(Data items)
=== Section Start ===

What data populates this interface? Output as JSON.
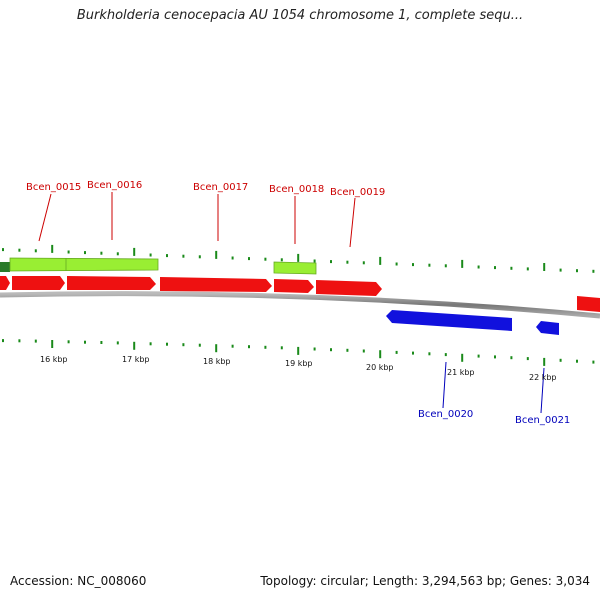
{
  "header": {
    "title": "Burkholderia cenocepacia AU 1054 chromosome 1, complete sequ..."
  },
  "footer": {
    "accession": "Accession: NC_008060",
    "stats": "Topology: circular; Length: 3,294,563 bp; Genes: 3,034"
  },
  "colors": {
    "forward_gene": "#ee1111",
    "reverse_gene": "#1111dd",
    "cds_feature": "#99ee33",
    "dark_feature": "#2a7a2a",
    "tick": "#1a8a1a",
    "backbone": "#888888",
    "forward_label": "#cc0000",
    "reverse_label": "#0000bb"
  },
  "genes": [
    {
      "id": "Bcen_0015",
      "label": "Bcen_0015",
      "strand": "+"
    },
    {
      "id": "Bcen_0016",
      "label": "Bcen_0016",
      "strand": "+"
    },
    {
      "id": "Bcen_0017",
      "label": "Bcen_0017",
      "strand": "+"
    },
    {
      "id": "Bcen_0018",
      "label": "Bcen_0018",
      "strand": "+"
    },
    {
      "id": "Bcen_0019",
      "label": "Bcen_0019",
      "strand": "+"
    },
    {
      "id": "Bcen_0020",
      "label": "Bcen_0020",
      "strand": "-"
    },
    {
      "id": "Bcen_0021",
      "label": "Bcen_0021",
      "strand": "-"
    }
  ],
  "scale_ticks": [
    "16 kbp",
    "17 kbp",
    "18 kbp",
    "19 kbp",
    "20 kbp",
    "21 kbp",
    "22 kbp"
  ]
}
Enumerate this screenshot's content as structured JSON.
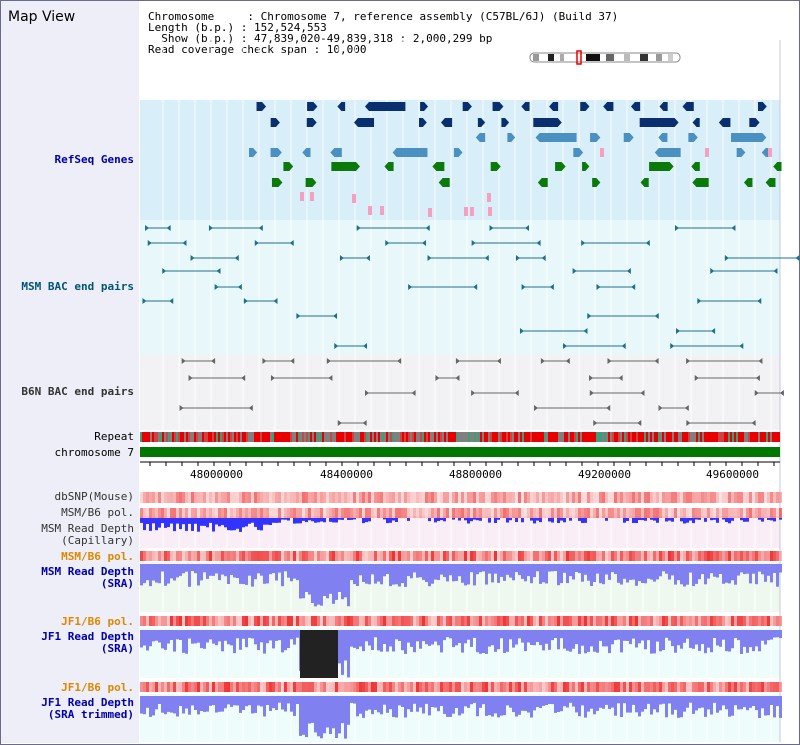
{
  "title": "Map View",
  "info": {
    "line1": "Chromosome     : Chromosome 7, reference assembly (C57BL/6J) (Build 37)",
    "line2": "Length (b.p.) : 152,524,553",
    "line3": "  Show (b.p.) : 47,839,020-49,839,318 : 2,000,299 bp",
    "line4": "Read coverage check span : 10,000"
  },
  "tracks": {
    "refseq": "RefSeq Genes",
    "msm_bac": "MSM BAC end pairs",
    "b6n_bac": "B6N BAC end pairs",
    "repeat": "Repeat",
    "chromosome": "chromosome 7",
    "dbsnp": "dbSNP(Mouse)",
    "msm_pol1": "MSM/B6 pol.",
    "msm_depth_cap1": "MSM Read Depth",
    "msm_depth_cap2": "(Capillary)",
    "msm_pol2": "MSM/B6 pol.",
    "msm_depth_sra1": "MSM Read Depth",
    "msm_depth_sra2": "(SRA)",
    "jf1_pol1": "JF1/B6 pol.",
    "jf1_depth1": "JF1 Read Depth",
    "jf1_depth2": "(SRA)",
    "jf1_pol2": "JF1/B6 pol.",
    "jf1_trim1": "JF1 Read Depth",
    "jf1_trim2": "(SRA trimmed)"
  },
  "axis": {
    "ticks": [
      "48000000",
      "48400000",
      "48800000",
      "49200000",
      "49600000"
    ]
  },
  "colors": {
    "refseq_dark": "#0a2f6e",
    "refseq_mid": "#4a90c0",
    "refseq_green": "#0b7a0b",
    "refseq_pink": "#f4a0c0",
    "bac_teal": "#1e7090",
    "depth_blue": "#3333ff",
    "depth_light": "#8080f0",
    "pol_red": "#ee3333",
    "chrom_green": "#007700"
  }
}
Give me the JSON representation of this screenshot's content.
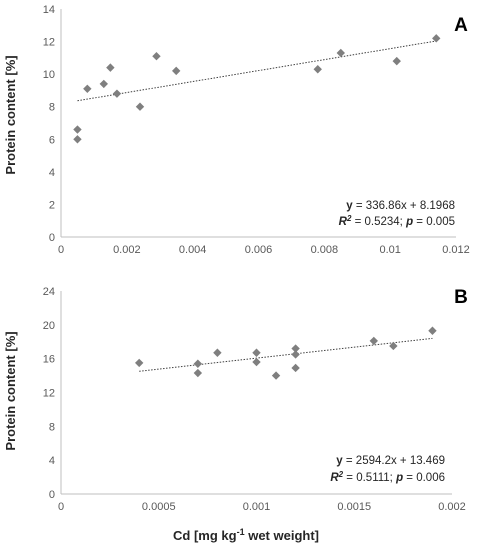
{
  "chart_data": [
    {
      "type": "scatter",
      "panel_label": "A",
      "ylabel": "Protein content [%]",
      "xlabel": "",
      "xlim": [
        0,
        0.012
      ],
      "ylim": [
        0,
        14
      ],
      "x_ticks": [
        "0",
        "0.002",
        "0.004",
        "0.006",
        "0.008",
        "0.01",
        "0.012"
      ],
      "x_tick_values": [
        0,
        0.002,
        0.004,
        0.006,
        0.008,
        0.01,
        0.012
      ],
      "y_ticks": [
        "0",
        "2",
        "4",
        "6",
        "8",
        "10",
        "12",
        "14"
      ],
      "y_tick_values": [
        0,
        2,
        4,
        6,
        8,
        10,
        12,
        14
      ],
      "grid": false,
      "marker_color": "#7f7f7f",
      "points": [
        {
          "x": 0.0005,
          "y": 6.6
        },
        {
          "x": 0.0005,
          "y": 6.0
        },
        {
          "x": 0.0008,
          "y": 9.1
        },
        {
          "x": 0.0013,
          "y": 9.4
        },
        {
          "x": 0.0015,
          "y": 10.4
        },
        {
          "x": 0.0017,
          "y": 8.8
        },
        {
          "x": 0.0024,
          "y": 8.0
        },
        {
          "x": 0.0029,
          "y": 11.1
        },
        {
          "x": 0.0035,
          "y": 10.2
        },
        {
          "x": 0.0078,
          "y": 10.3
        },
        {
          "x": 0.0085,
          "y": 11.3
        },
        {
          "x": 0.0102,
          "y": 10.8
        },
        {
          "x": 0.0114,
          "y": 12.2
        }
      ],
      "trendline": {
        "slope": 336.86,
        "intercept": 8.1968,
        "x_range": [
          0.0005,
          0.0114
        ]
      },
      "equation": {
        "y_label": "y",
        "y_value": " = 336.86x + 8.1968",
        "r2_label": "R",
        "r2_sup": "2",
        "r2_value": " = 0.5234; ",
        "p_label": "p",
        "p_value": " = 0.005"
      }
    },
    {
      "type": "scatter",
      "panel_label": "B",
      "ylabel": "Protein content [%]",
      "xlabel": "Cd [mg kg-1 wet weight]",
      "xlabel_parts": {
        "before": "Cd [mg kg",
        "sup": "-1",
        "after": " wet weight]"
      },
      "xlim": [
        0,
        0.002
      ],
      "ylim": [
        0,
        24
      ],
      "x_ticks": [
        "0",
        "0.0005",
        "0.001",
        "0.0015",
        "0.002"
      ],
      "x_tick_values": [
        0,
        0.0005,
        0.001,
        0.0015,
        0.002
      ],
      "y_ticks": [
        "0",
        "4",
        "8",
        "12",
        "16",
        "20",
        "24"
      ],
      "y_tick_values": [
        0,
        4,
        8,
        12,
        16,
        20,
        24
      ],
      "grid": false,
      "marker_color": "#7f7f7f",
      "points": [
        {
          "x": 0.0004,
          "y": 15.5
        },
        {
          "x": 0.0007,
          "y": 15.4
        },
        {
          "x": 0.0007,
          "y": 14.3
        },
        {
          "x": 0.0008,
          "y": 16.7
        },
        {
          "x": 0.001,
          "y": 16.7
        },
        {
          "x": 0.001,
          "y": 15.6
        },
        {
          "x": 0.0011,
          "y": 14.0
        },
        {
          "x": 0.0012,
          "y": 17.2
        },
        {
          "x": 0.0012,
          "y": 16.5
        },
        {
          "x": 0.0012,
          "y": 14.9
        },
        {
          "x": 0.0016,
          "y": 18.1
        },
        {
          "x": 0.0017,
          "y": 17.5
        },
        {
          "x": 0.0019,
          "y": 19.3
        }
      ],
      "trendline": {
        "slope": 2594.2,
        "intercept": 13.469,
        "x_range": [
          0.0004,
          0.0019
        ]
      },
      "equation": {
        "y_label": "y",
        "y_value": " = 2594.2x + 13.469",
        "r2_label": "R",
        "r2_sup": "2",
        "r2_value": " = 0.5111; ",
        "p_label": "p",
        "p_value": " = 0.006"
      }
    }
  ]
}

=== Section End ===

* TASK
All lines above that include the word "this" should be located and copied.

* YOUR SOLUTION
What data populates this interface? Output as JSON.
Enumerate this screenshot's content as structured JSON.
Give me the JSON representation of this screenshot's content.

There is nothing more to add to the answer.